◆ DATA FOR ANALYSIS:
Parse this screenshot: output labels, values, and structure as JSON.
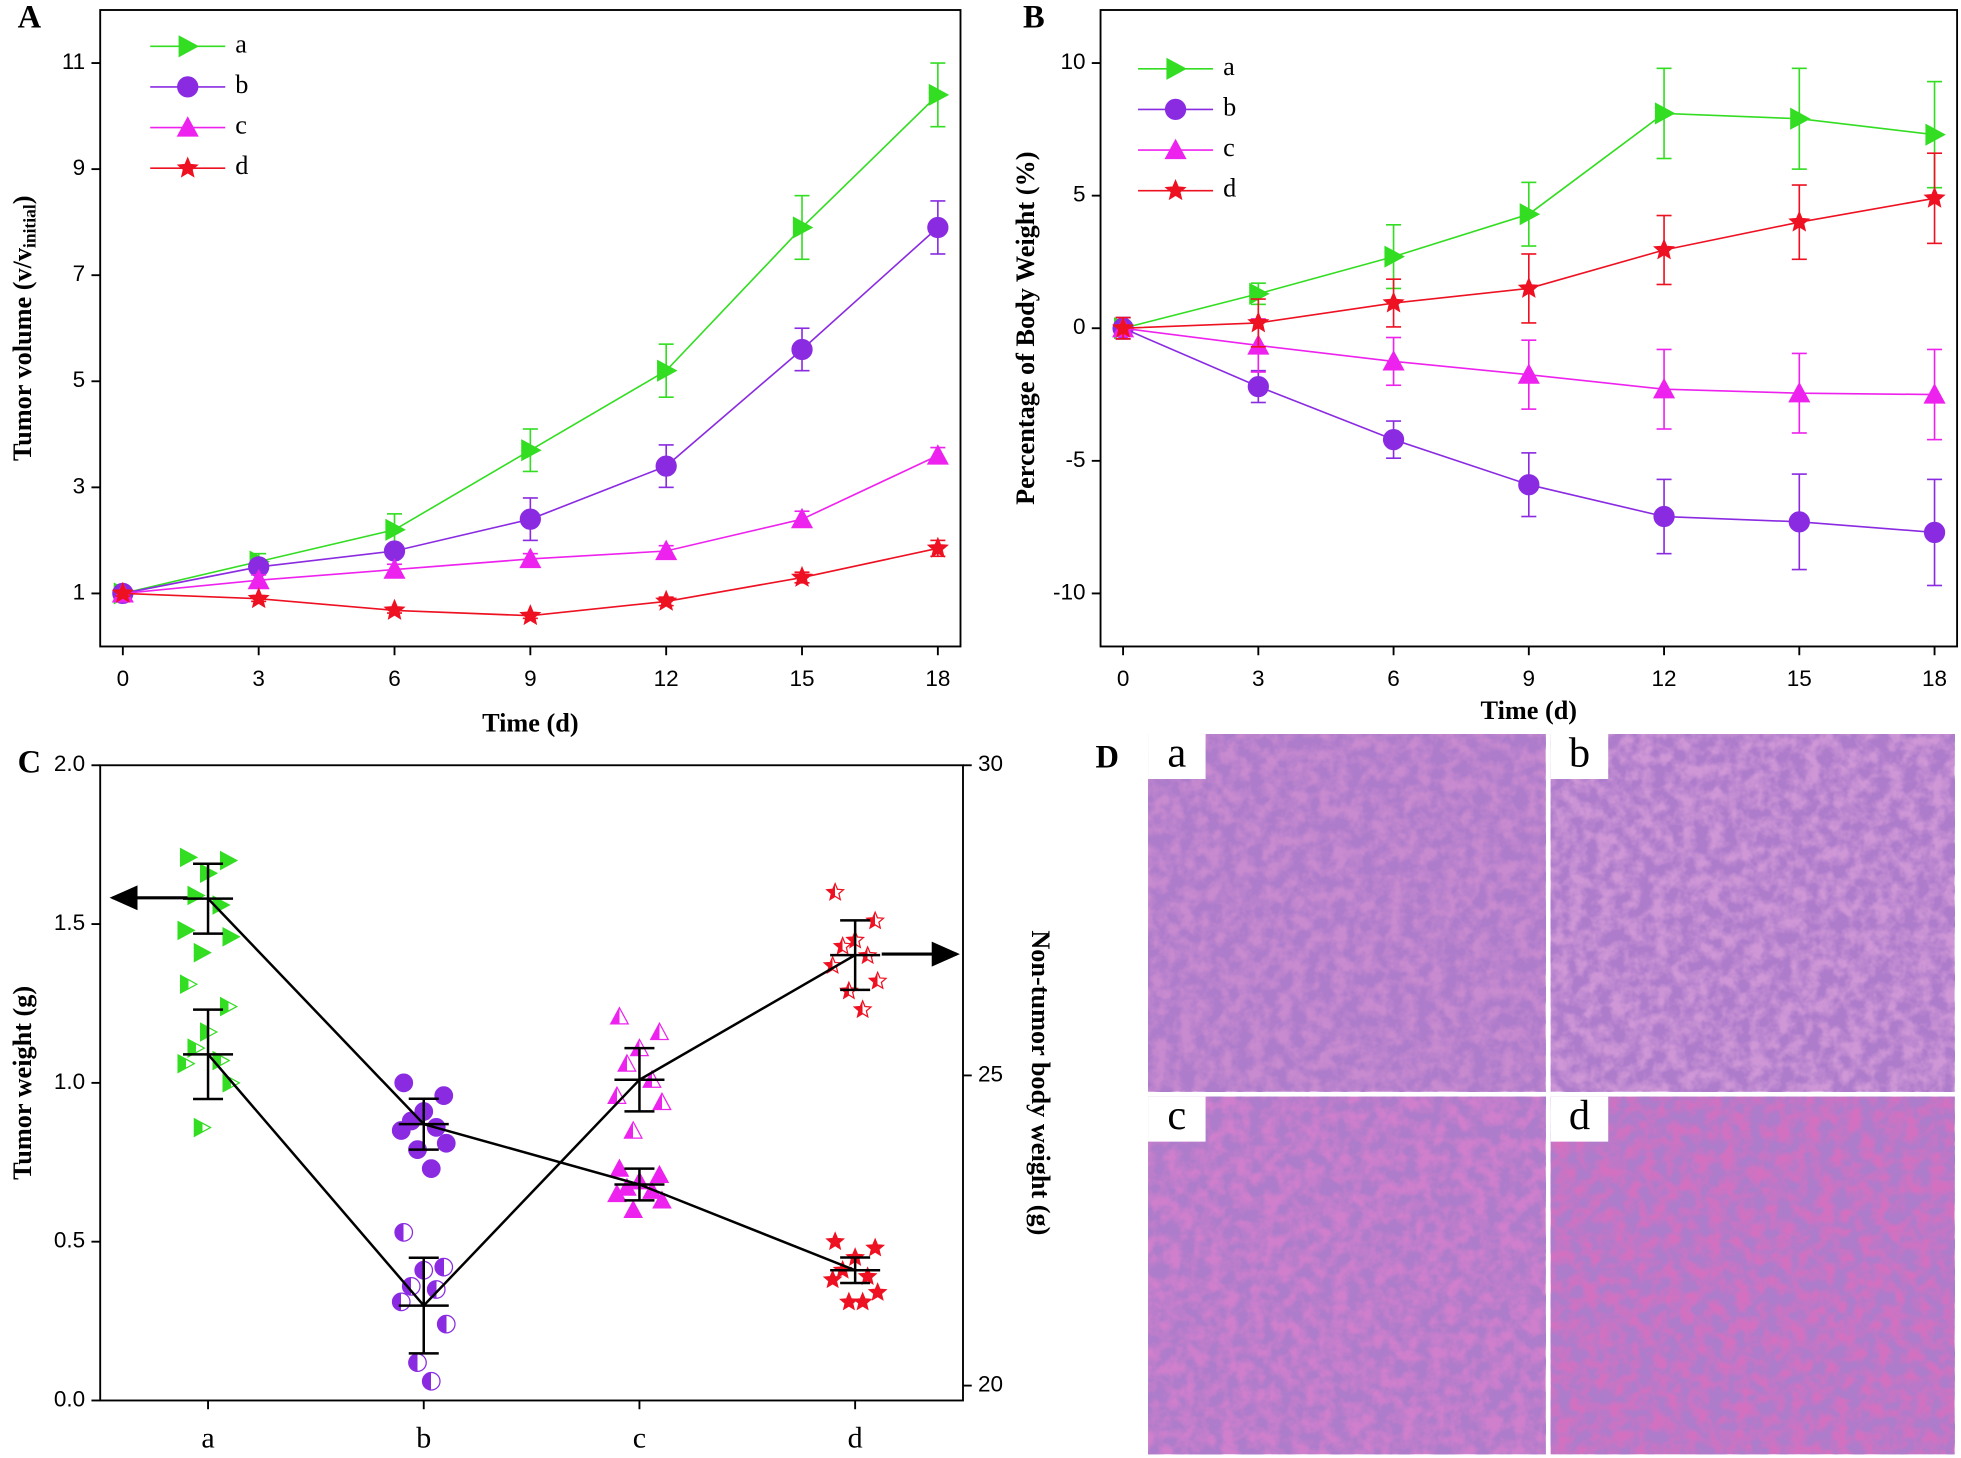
{
  "chart_data": [
    {
      "type": "line",
      "panel": "A",
      "xlabel": "Time (d)",
      "ylabel_parts": [
        "Tumor volume (v/v",
        "initial",
        ")"
      ],
      "x": [
        0,
        3,
        6,
        9,
        12,
        15,
        18
      ],
      "xlim": [
        -0.5,
        18.5
      ],
      "xticks": [
        0,
        3,
        6,
        9,
        12,
        15,
        18
      ],
      "ylim": [
        0,
        12
      ],
      "yticks": [
        1,
        3,
        5,
        7,
        9,
        11
      ],
      "legend": "upper left",
      "series": [
        {
          "name": "a",
          "color": "#33dd22",
          "marker": "tri-right",
          "values": [
            1,
            1.6,
            2.2,
            3.7,
            5.2,
            7.9,
            10.4
          ],
          "errors": [
            0.05,
            0.15,
            0.3,
            0.4,
            0.5,
            0.6,
            0.6
          ]
        },
        {
          "name": "b",
          "color": "#8a2be2",
          "marker": "circle",
          "values": [
            1,
            1.5,
            1.8,
            2.4,
            3.4,
            5.6,
            7.9
          ],
          "errors": [
            0.05,
            0.1,
            0.1,
            0.4,
            0.4,
            0.4,
            0.5
          ]
        },
        {
          "name": "c",
          "color": "#ee22ee",
          "marker": "tri-up",
          "values": [
            1,
            1.25,
            1.45,
            1.65,
            1.8,
            2.4,
            3.6
          ],
          "errors": [
            0.05,
            0.1,
            0.1,
            0.1,
            0.1,
            0.15,
            0.15
          ]
        },
        {
          "name": "d",
          "color": "#ee1122",
          "marker": "star",
          "values": [
            1,
            0.9,
            0.68,
            0.58,
            0.85,
            1.3,
            1.85
          ],
          "errors": [
            0.05,
            0.05,
            0.05,
            0.05,
            0.08,
            0.1,
            0.15
          ]
        }
      ]
    },
    {
      "type": "line",
      "panel": "B",
      "xlabel": "Time (d)",
      "ylabel_parts": [
        "Percentage of Body Weight (%)"
      ],
      "x": [
        0,
        3,
        6,
        9,
        12,
        15,
        18
      ],
      "xlim": [
        -0.5,
        18.5
      ],
      "xticks": [
        0,
        3,
        6,
        9,
        12,
        15,
        18
      ],
      "ylim": [
        -12,
        12
      ],
      "yticks": [
        -10,
        -5,
        0,
        5,
        10
      ],
      "legend": "upper left",
      "series": [
        {
          "name": "a",
          "color": "#33dd22",
          "marker": "tri-right",
          "values": [
            0,
            1.3,
            2.7,
            4.3,
            8.1,
            7.9,
            7.3
          ],
          "errors": [
            0.4,
            0.4,
            1.2,
            1.2,
            1.7,
            1.9,
            2.0
          ]
        },
        {
          "name": "b",
          "color": "#8a2be2",
          "marker": "circle",
          "values": [
            0,
            -2.2,
            -4.2,
            -5.9,
            -7.1,
            -7.3,
            -7.7
          ],
          "errors": [
            0.4,
            0.6,
            0.7,
            1.2,
            1.4,
            1.8,
            2.0
          ]
        },
        {
          "name": "c",
          "color": "#ee22ee",
          "marker": "tri-up",
          "values": [
            0,
            -0.65,
            -1.25,
            -1.75,
            -2.3,
            -2.45,
            -2.5
          ],
          "errors": [
            0.4,
            1.0,
            0.9,
            1.3,
            1.5,
            1.5,
            1.7
          ]
        },
        {
          "name": "d",
          "color": "#ee1122",
          "marker": "star",
          "values": [
            0,
            0.2,
            0.95,
            1.5,
            2.95,
            4.0,
            4.9
          ],
          "errors": [
            0.4,
            0.9,
            0.9,
            1.3,
            1.3,
            1.4,
            1.7
          ]
        }
      ]
    },
    {
      "type": "dot",
      "panel": "C",
      "ylabel": "Tumor weight (g)",
      "y2label": "Non-tumor body weight (g)",
      "categories": [
        "a",
        "b",
        "c",
        "d"
      ],
      "colors": [
        "#33dd22",
        "#8a2be2",
        "#ee22ee",
        "#ee1122"
      ],
      "markers": [
        "tri-right",
        "circle",
        "tri-up",
        "star"
      ],
      "ylim": [
        0,
        2
      ],
      "yticks": [
        {
          "value": 0,
          "label": "0.0"
        },
        0.5,
        {
          "value": 1,
          "label": "1.0"
        },
        1.5,
        {
          "value": 2,
          "label": "2.0"
        }
      ],
      "y2lim": [
        19.76,
        30
      ],
      "y2ticks": [
        20,
        25,
        30
      ],
      "tumor_weight": {
        "fill": "solid",
        "values": [
          1.58,
          0.87,
          0.68,
          0.41
        ],
        "errors": [
          0.11,
          0.08,
          0.05,
          0.04
        ],
        "points": [
          [
            1.71,
            1.7,
            1.66,
            1.59,
            1.56,
            1.48,
            1.46,
            1.41
          ],
          [
            1.0,
            0.96,
            0.91,
            0.88,
            0.86,
            0.85,
            0.81,
            0.79,
            0.73
          ],
          [
            0.73,
            0.71,
            0.69,
            0.67,
            0.66,
            0.65,
            0.63,
            0.6
          ],
          [
            0.5,
            0.48,
            0.45,
            0.41,
            0.39,
            0.38,
            0.34,
            0.31,
            0.31
          ]
        ]
      },
      "body_weight": {
        "axis": "y2",
        "fill": "half",
        "values": [
          25.34,
          21.29,
          24.93,
          26.94
        ],
        "errors": [
          0.72,
          0.77,
          0.51,
          0.56
        ],
        "points": [
          [
            26.47,
            26.11,
            25.7,
            25.44,
            25.24,
            25.19,
            24.88,
            24.16
          ],
          [
            22.47,
            21.91,
            21.86,
            21.6,
            21.55,
            21.35,
            20.99,
            20.37,
            20.07
          ],
          [
            25.95,
            25.7,
            25.44,
            25.19,
            24.93,
            24.67,
            24.57,
            24.11
          ],
          [
            27.95,
            27.49,
            27.18,
            27.08,
            26.93,
            26.77,
            26.52,
            26.36,
            26.06
          ]
        ]
      }
    }
  ],
  "panel_d": {
    "label": "D",
    "images": [
      {
        "label": "a"
      },
      {
        "label": "b"
      },
      {
        "label": "c"
      },
      {
        "label": "d"
      }
    ]
  }
}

◆ EXERCISE DESCRIPTION:
Would you please retype all the data exactly? Leave out whatever pictures it holds.

◆ WRITTEN SOLUTION:
Parse this screenshot: output labels, values, and structure as JSON.
{
  "chart_data": [
    {
      "type": "line",
      "panel": "A",
      "xlabel": "Time (d)",
      "ylabel_parts": [
        "Tumor volume (v/v",
        "initial",
        ")"
      ],
      "x": [
        0,
        3,
        6,
        9,
        12,
        15,
        18
      ],
      "xlim": [
        -0.5,
        18.5
      ],
      "xticks": [
        0,
        3,
        6,
        9,
        12,
        15,
        18
      ],
      "ylim": [
        0,
        12
      ],
      "yticks": [
        1,
        3,
        5,
        7,
        9,
        11
      ],
      "legend": "upper left",
      "series": [
        {
          "name": "a",
          "color": "#33dd22",
          "marker": "tri-right",
          "values": [
            1,
            1.6,
            2.2,
            3.7,
            5.2,
            7.9,
            10.4
          ],
          "errors": [
            0.05,
            0.15,
            0.3,
            0.4,
            0.5,
            0.6,
            0.6
          ]
        },
        {
          "name": "b",
          "color": "#8a2be2",
          "marker": "circle",
          "values": [
            1,
            1.5,
            1.8,
            2.4,
            3.4,
            5.6,
            7.9
          ],
          "errors": [
            0.05,
            0.1,
            0.1,
            0.4,
            0.4,
            0.4,
            0.5
          ]
        },
        {
          "name": "c",
          "color": "#ee22ee",
          "marker": "tri-up",
          "values": [
            1,
            1.25,
            1.45,
            1.65,
            1.8,
            2.4,
            3.6
          ],
          "errors": [
            0.05,
            0.1,
            0.1,
            0.1,
            0.1,
            0.15,
            0.15
          ]
        },
        {
          "name": "d",
          "color": "#ee1122",
          "marker": "star",
          "values": [
            1,
            0.9,
            0.68,
            0.58,
            0.85,
            1.3,
            1.85
          ],
          "errors": [
            0.05,
            0.05,
            0.05,
            0.05,
            0.08,
            0.1,
            0.15
          ]
        }
      ]
    },
    {
      "type": "line",
      "panel": "B",
      "xlabel": "Time (d)",
      "ylabel_parts": [
        "Percentage of Body Weight (%)"
      ],
      "x": [
        0,
        3,
        6,
        9,
        12,
        15,
        18
      ],
      "xlim": [
        -0.5,
        18.5
      ],
      "xticks": [
        0,
        3,
        6,
        9,
        12,
        15,
        18
      ],
      "ylim": [
        -12,
        12
      ],
      "yticks": [
        -10,
        -5,
        0,
        5,
        10
      ],
      "legend": "upper left",
      "series": [
        {
          "name": "a",
          "color": "#33dd22",
          "marker": "tri-right",
          "values": [
            0,
            1.3,
            2.7,
            4.3,
            8.1,
            7.9,
            7.3
          ],
          "errors": [
            0.4,
            0.4,
            1.2,
            1.2,
            1.7,
            1.9,
            2.0
          ]
        },
        {
          "name": "b",
          "color": "#8a2be2",
          "marker": "circle",
          "values": [
            0,
            -2.2,
            -4.2,
            -5.9,
            -7.1,
            -7.3,
            -7.7
          ],
          "errors": [
            0.4,
            0.6,
            0.7,
            1.2,
            1.4,
            1.8,
            2.0
          ]
        },
        {
          "name": "c",
          "color": "#ee22ee",
          "marker": "tri-up",
          "values": [
            0,
            -0.65,
            -1.25,
            -1.75,
            -2.3,
            -2.45,
            -2.5
          ],
          "errors": [
            0.4,
            1.0,
            0.9,
            1.3,
            1.5,
            1.5,
            1.7
          ]
        },
        {
          "name": "d",
          "color": "#ee1122",
          "marker": "star",
          "values": [
            0,
            0.2,
            0.95,
            1.5,
            2.95,
            4.0,
            4.9
          ],
          "errors": [
            0.4,
            0.9,
            0.9,
            1.3,
            1.3,
            1.4,
            1.7
          ]
        }
      ]
    },
    {
      "type": "dot",
      "panel": "C",
      "ylabel": "Tumor weight (g)",
      "y2label": "Non-tumor body weight (g)",
      "categories": [
        "a",
        "b",
        "c",
        "d"
      ],
      "colors": [
        "#33dd22",
        "#8a2be2",
        "#ee22ee",
        "#ee1122"
      ],
      "markers": [
        "tri-right",
        "circle",
        "tri-up",
        "star"
      ],
      "ylim": [
        0,
        2
      ],
      "yticks": [
        {
          "value": 0,
          "label": "0.0"
        },
        0.5,
        {
          "value": 1,
          "label": "1.0"
        },
        1.5,
        {
          "value": 2,
          "label": "2.0"
        }
      ],
      "y2lim": [
        19.76,
        30
      ],
      "y2ticks": [
        20,
        25,
        30
      ],
      "tumor_weight": {
        "fill": "solid",
        "values": [
          1.58,
          0.87,
          0.68,
          0.41
        ],
        "errors": [
          0.11,
          0.08,
          0.05,
          0.04
        ],
        "points": [
          [
            1.71,
            1.7,
            1.66,
            1.59,
            1.56,
            1.48,
            1.46,
            1.41
          ],
          [
            1.0,
            0.96,
            0.91,
            0.88,
            0.86,
            0.85,
            0.81,
            0.79,
            0.73
          ],
          [
            0.73,
            0.71,
            0.69,
            0.67,
            0.66,
            0.65,
            0.63,
            0.6
          ],
          [
            0.5,
            0.48,
            0.45,
            0.41,
            0.39,
            0.38,
            0.34,
            0.31,
            0.31
          ]
        ]
      },
      "body_weight": {
        "axis": "y2",
        "fill": "half",
        "values": [
          25.34,
          21.29,
          24.93,
          26.94
        ],
        "errors": [
          0.72,
          0.77,
          0.51,
          0.56
        ],
        "points": [
          [
            26.47,
            26.11,
            25.7,
            25.44,
            25.24,
            25.19,
            24.88,
            24.16
          ],
          [
            22.47,
            21.91,
            21.86,
            21.6,
            21.55,
            21.35,
            20.99,
            20.37,
            20.07
          ],
          [
            25.95,
            25.7,
            25.44,
            25.19,
            24.93,
            24.67,
            24.57,
            24.11
          ],
          [
            27.95,
            27.49,
            27.18,
            27.08,
            26.93,
            26.77,
            26.52,
            26.36,
            26.06
          ]
        ]
      }
    }
  ],
  "panel_d": {
    "label": "D",
    "images": [
      {
        "label": "a"
      },
      {
        "label": "b"
      },
      {
        "label": "c"
      },
      {
        "label": "d"
      }
    ]
  }
}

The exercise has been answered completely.